┌─ MATERIAL FOR THE TASK
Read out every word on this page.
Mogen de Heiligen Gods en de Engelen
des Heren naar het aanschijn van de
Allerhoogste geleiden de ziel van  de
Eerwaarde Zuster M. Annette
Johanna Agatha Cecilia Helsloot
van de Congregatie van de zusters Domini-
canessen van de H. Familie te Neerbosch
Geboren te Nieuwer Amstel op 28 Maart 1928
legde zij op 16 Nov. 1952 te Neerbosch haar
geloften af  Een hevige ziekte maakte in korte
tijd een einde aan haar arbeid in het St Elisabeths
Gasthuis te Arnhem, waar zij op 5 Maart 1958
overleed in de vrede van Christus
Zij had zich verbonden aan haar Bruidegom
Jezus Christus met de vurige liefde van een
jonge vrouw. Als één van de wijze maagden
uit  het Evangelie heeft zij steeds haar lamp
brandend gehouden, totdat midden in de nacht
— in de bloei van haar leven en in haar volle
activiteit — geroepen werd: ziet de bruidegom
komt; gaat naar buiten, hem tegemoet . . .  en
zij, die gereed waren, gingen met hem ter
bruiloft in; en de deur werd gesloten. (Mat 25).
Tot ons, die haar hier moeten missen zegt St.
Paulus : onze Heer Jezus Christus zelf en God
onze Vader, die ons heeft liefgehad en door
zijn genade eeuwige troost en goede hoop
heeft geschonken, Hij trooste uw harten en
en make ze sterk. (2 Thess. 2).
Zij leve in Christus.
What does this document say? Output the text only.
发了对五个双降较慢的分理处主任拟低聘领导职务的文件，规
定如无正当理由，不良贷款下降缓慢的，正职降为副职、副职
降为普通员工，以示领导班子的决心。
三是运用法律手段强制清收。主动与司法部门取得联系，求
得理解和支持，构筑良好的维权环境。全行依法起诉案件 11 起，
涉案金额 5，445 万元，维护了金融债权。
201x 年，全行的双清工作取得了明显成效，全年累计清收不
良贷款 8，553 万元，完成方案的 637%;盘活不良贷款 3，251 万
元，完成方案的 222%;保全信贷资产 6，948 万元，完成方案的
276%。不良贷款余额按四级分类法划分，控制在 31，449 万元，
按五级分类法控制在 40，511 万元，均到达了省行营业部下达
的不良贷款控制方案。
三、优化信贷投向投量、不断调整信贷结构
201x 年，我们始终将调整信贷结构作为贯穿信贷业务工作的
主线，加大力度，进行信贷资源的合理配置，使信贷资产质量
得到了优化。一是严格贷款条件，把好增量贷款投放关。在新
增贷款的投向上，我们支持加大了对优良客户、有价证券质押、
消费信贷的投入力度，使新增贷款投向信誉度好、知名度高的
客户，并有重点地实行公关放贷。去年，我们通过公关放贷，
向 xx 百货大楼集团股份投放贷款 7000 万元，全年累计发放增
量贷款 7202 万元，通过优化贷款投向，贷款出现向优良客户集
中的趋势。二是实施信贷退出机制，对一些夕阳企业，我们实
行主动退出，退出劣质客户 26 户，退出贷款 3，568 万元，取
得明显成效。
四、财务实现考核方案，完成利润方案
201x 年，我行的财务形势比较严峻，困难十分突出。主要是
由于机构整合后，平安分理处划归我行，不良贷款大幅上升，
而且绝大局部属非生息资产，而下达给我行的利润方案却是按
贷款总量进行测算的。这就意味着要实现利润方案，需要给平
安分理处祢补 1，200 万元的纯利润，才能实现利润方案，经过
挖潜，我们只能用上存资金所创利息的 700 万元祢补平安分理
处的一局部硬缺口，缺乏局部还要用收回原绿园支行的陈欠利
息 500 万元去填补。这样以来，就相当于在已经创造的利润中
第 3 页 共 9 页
└─
*THE TASK*.
Give the material above again, word for word.

*SOLUTION FOR THIS EXERCISE*.
Read out every word on this page.
Mogen de Heiligen Gods en de Engelen
des Heren naar het aanschijn van de
Allerhoogste geleiden de ziel van  de
Eerwaarde Zuster M. Annette
Johanna Agatha Cecilia Helsloot
van de Congregatie van de zusters Domini-
canessen van de H. Familie te Neerbosch
Geboren te Nieuwer Amstel op 28 Maart 1928
legde zij op 16 Nov. 1952 te Neerbosch haar
geloften af  Een hevige ziekte maakte in korte
tijd een einde aan haar arbeid in het St Elisabeths
Gasthuis te Arnhem, waar zij op 5 Maart 1958
overleed in de vrede van Christus
Zij had zich verbonden aan haar Bruidegom
Jezus Christus met de vurige liefde van een
jonge vrouw. Als één van de wijze maagden
uit  het Evangelie heeft zij steeds haar lamp
brandend gehouden, totdat midden in de nacht
— in de bloei van haar leven en in haar volle
activiteit — geroepen werd: ziet de bruidegom
komt; gaat naar buiten, hem tegemoet . . .  en
zij, die gereed waren, gingen met hem ter
bruiloft in; en de deur werd gesloten. (Mat 25).
Tot ons, die haar hier moeten missen zegt St.
Paulus : onze Heer Jezus Christus zelf en God
onze Vader, die ons heeft liefgehad en door
zijn genade eeuwige troost en goede hoop
heeft geschonken, Hij trooste uw harten en
en make ze sterk. (2 Thess. 2).
Zij leve in Christus.
What does this document say? Output the text only.
发了对五个双降较慢的分理处主任拟低聘领导职务的文件，规
定如无正当理由，不良贷款下降缓慢的，正职降为副职、副职
降为普通员工，以示领导班子的决心。
三是运用法律手段强制清收。主动与司法部门取得联系，求
得理解和支持，构筑良好的维权环境。全行依法起诉案件 11 起，
涉案金额 5，445 万元，维护了金融债权。
201x 年，全行的双清工作取得了明显成效，全年累计清收不
良贷款 8，553 万元，完成方案的 637%;盘活不良贷款 3，251 万
元，完成方案的 222%;保全信贷资产 6，948 万元，完成方案的
276%。不良贷款余额按四级分类法划分，控制在 31，449 万元，
按五级分类法控制在 40，511 万元，均到达了省行营业部下达
的不良贷款控制方案。
三、优化信贷投向投量、不断调整信贷结构
201x 年，我们始终将调整信贷结构作为贯穿信贷业务工作的
主线，加大力度，进行信贷资源的合理配置，使信贷资产质量
得到了优化。一是严格贷款条件，把好增量贷款投放关。在新
增贷款的投向上，我们支持加大了对优良客户、有价证券质押、
消费信贷的投入力度，使新增贷款投向信誉度好、知名度高的
客户，并有重点地实行公关放贷。去年，我们通过公关放贷，
向 xx 百货大楼集团股份投放贷款 7000 万元，全年累计发放增
量贷款 7202 万元，通过优化贷款投向，贷款出现向优良客户集
中的趋势。二是实施信贷退出机制，对一些夕阳企业，我们实
行主动退出，退出劣质客户 26 户，退出贷款 3，568 万元，取
得明显成效。
四、财务实现考核方案，完成利润方案
201x 年，我行的财务形势比较严峻，困难十分突出。主要是
由于机构整合后，平安分理处划归我行，不良贷款大幅上升，
而且绝大局部属非生息资产，而下达给我行的利润方案却是按
贷款总量进行测算的。这就意味着要实现利润方案，需要给平
安分理处祢补 1，200 万元的纯利润，才能实现利润方案，经过
挖潜，我们只能用上存资金所创利息的 700 万元祢补平安分理
处的一局部硬缺口，缺乏局部还要用收回原绿园支行的陈欠利
息 500 万元去填补。这样以来，就相当于在已经创造的利润中
第 3 页 共 9 页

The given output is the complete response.